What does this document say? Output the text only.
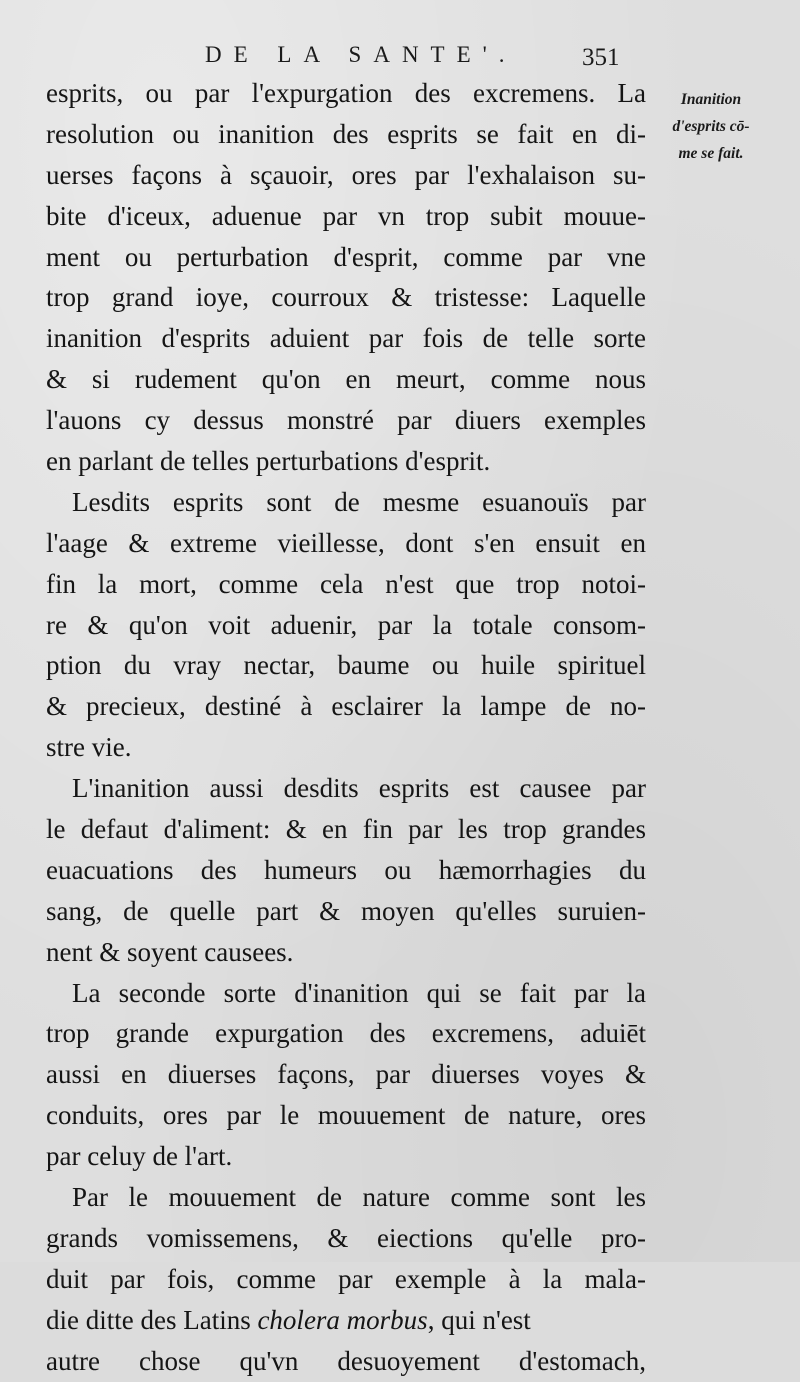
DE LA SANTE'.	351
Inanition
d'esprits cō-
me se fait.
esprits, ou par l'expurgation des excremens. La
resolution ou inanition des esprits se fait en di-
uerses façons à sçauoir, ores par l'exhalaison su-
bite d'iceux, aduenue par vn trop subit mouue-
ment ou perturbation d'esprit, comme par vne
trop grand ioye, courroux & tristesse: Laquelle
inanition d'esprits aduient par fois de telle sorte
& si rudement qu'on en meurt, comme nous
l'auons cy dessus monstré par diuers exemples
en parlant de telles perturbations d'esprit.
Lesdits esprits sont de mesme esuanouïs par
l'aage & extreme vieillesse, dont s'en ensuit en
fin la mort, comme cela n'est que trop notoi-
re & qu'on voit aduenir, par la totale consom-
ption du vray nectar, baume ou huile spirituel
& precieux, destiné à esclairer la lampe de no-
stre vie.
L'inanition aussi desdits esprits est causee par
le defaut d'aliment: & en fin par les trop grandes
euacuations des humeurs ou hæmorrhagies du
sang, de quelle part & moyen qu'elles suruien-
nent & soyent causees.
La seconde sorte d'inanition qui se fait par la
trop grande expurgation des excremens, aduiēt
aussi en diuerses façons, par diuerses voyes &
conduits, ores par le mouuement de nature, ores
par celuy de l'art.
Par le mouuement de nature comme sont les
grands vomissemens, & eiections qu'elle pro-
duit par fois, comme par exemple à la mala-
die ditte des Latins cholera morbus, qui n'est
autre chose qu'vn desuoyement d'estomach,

= = = = = = =

▶ _Exercise instructions_: The answer is a single number: how many lines include the word "façons"?

▶ _Result below_: 2